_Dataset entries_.
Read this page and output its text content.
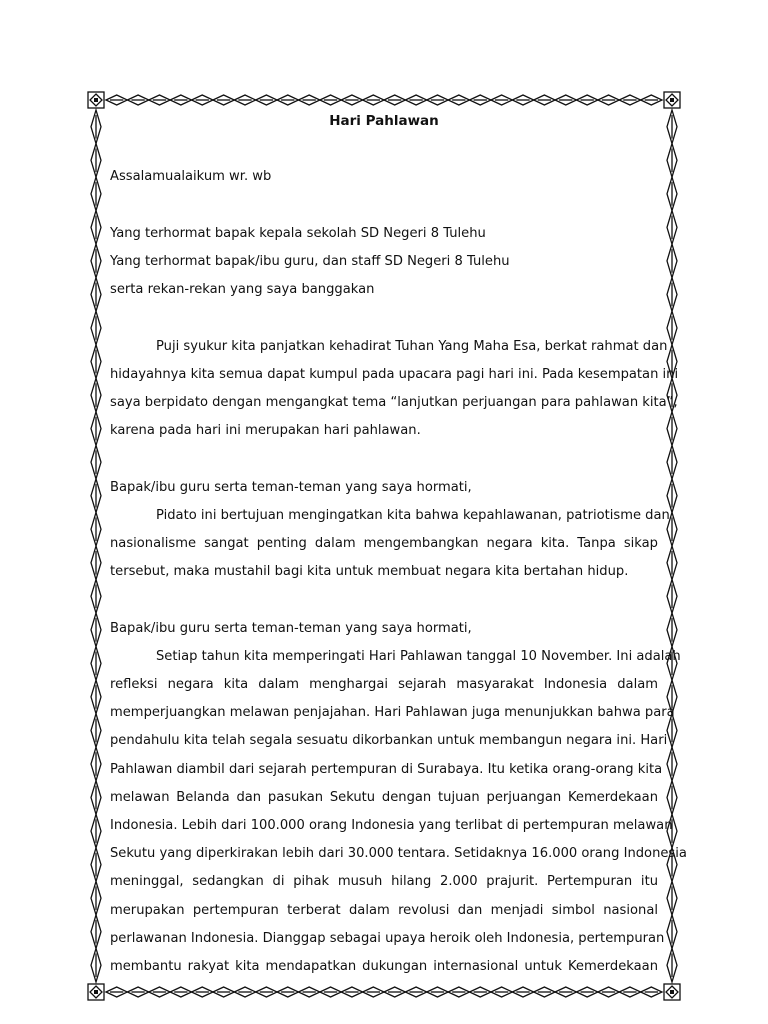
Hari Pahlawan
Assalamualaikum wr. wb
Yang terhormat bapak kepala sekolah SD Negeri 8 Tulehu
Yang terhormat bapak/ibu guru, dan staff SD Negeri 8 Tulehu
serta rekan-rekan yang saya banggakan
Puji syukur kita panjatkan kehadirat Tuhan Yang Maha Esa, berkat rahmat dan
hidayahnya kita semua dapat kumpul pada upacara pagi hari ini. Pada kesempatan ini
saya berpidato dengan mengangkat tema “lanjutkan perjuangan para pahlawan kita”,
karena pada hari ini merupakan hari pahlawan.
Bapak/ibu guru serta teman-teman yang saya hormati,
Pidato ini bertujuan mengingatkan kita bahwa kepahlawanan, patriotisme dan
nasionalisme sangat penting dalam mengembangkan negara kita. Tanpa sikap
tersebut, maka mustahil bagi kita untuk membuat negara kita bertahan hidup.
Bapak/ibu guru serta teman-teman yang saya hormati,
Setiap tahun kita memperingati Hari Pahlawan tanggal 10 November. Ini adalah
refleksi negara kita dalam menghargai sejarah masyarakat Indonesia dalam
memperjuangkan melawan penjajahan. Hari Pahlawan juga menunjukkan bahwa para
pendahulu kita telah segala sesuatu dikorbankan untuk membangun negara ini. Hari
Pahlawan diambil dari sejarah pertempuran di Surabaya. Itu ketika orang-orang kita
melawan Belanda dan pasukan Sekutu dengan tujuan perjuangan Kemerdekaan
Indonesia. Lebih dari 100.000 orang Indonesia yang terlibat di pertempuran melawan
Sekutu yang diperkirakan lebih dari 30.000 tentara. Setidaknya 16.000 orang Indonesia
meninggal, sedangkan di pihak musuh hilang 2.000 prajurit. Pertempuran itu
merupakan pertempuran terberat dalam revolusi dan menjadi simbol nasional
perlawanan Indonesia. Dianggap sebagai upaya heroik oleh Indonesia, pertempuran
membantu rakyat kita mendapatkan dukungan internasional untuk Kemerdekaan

* * *

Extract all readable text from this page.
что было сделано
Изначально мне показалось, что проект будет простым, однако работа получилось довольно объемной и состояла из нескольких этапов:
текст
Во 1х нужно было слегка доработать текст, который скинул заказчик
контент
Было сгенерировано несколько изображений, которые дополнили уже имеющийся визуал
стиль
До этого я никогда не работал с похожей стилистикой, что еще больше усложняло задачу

---

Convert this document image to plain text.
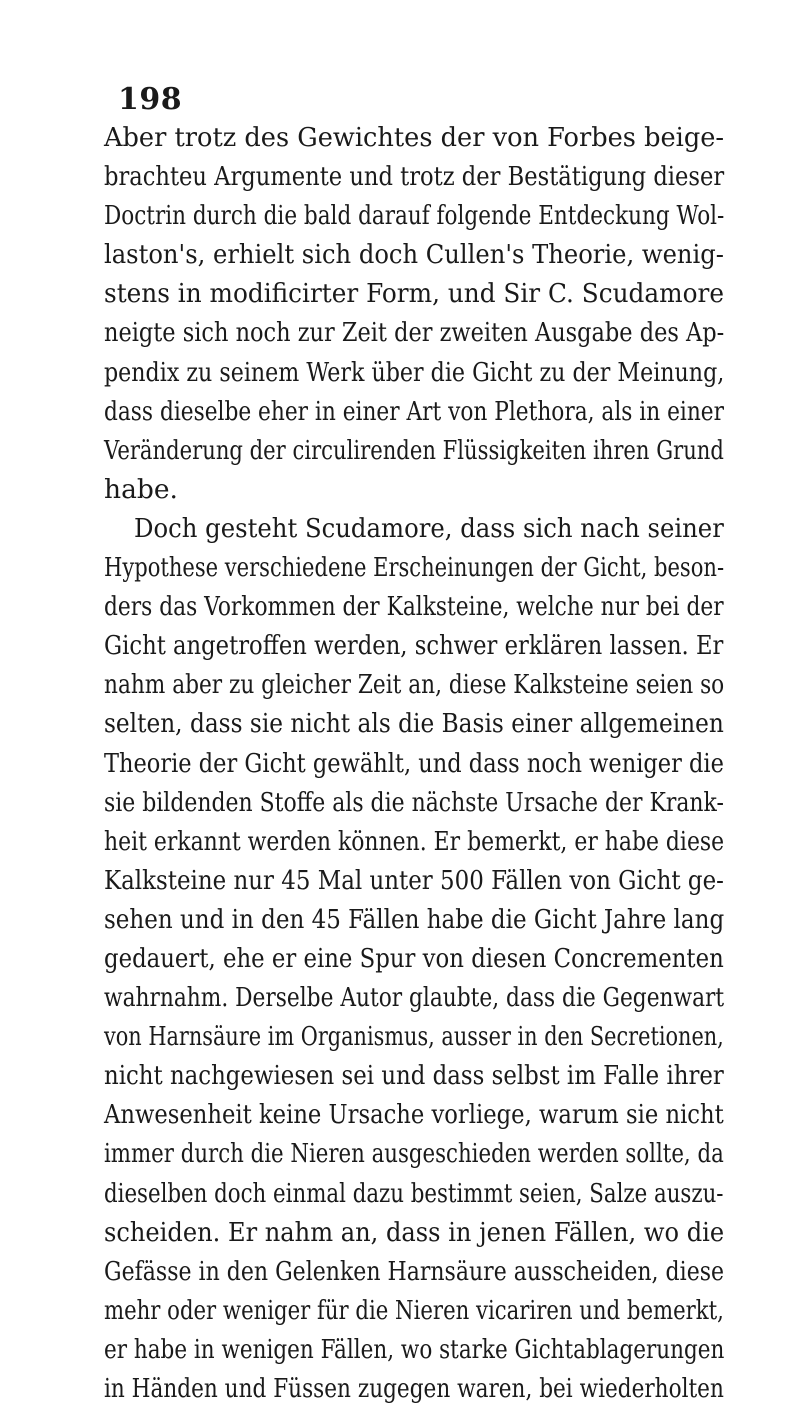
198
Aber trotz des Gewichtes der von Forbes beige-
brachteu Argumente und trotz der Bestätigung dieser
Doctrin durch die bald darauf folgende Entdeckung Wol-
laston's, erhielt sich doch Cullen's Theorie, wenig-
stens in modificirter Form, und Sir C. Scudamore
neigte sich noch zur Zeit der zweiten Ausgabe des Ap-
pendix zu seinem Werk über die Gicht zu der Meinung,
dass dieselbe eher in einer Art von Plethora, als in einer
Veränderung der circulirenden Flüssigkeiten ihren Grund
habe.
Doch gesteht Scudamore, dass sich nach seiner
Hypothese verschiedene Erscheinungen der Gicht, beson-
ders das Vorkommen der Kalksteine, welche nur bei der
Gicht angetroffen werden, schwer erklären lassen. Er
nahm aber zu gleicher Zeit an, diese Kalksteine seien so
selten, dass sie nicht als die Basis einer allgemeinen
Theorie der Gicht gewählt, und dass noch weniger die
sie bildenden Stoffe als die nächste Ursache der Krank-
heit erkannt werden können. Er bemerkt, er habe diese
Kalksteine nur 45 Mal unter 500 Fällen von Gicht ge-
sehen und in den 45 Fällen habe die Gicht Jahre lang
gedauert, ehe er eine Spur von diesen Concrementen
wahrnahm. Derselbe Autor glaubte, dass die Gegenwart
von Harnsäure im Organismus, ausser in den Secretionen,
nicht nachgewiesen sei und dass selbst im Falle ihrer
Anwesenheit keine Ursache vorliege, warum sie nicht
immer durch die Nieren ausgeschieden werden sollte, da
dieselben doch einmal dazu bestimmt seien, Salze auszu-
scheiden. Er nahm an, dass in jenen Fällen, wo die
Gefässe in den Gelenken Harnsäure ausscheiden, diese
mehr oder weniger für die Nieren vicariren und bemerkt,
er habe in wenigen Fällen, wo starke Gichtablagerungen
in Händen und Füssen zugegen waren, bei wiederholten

_Stated task_.
Which lines contain "werden"? Copy each of them out.

_Response to the exercise_.
Gicht angetroffen werden, schwer erklären lassen. Er
heit erkannt werden können. Er bemerkt, er habe diese
immer durch die Nieren ausgeschieden werden sollte, da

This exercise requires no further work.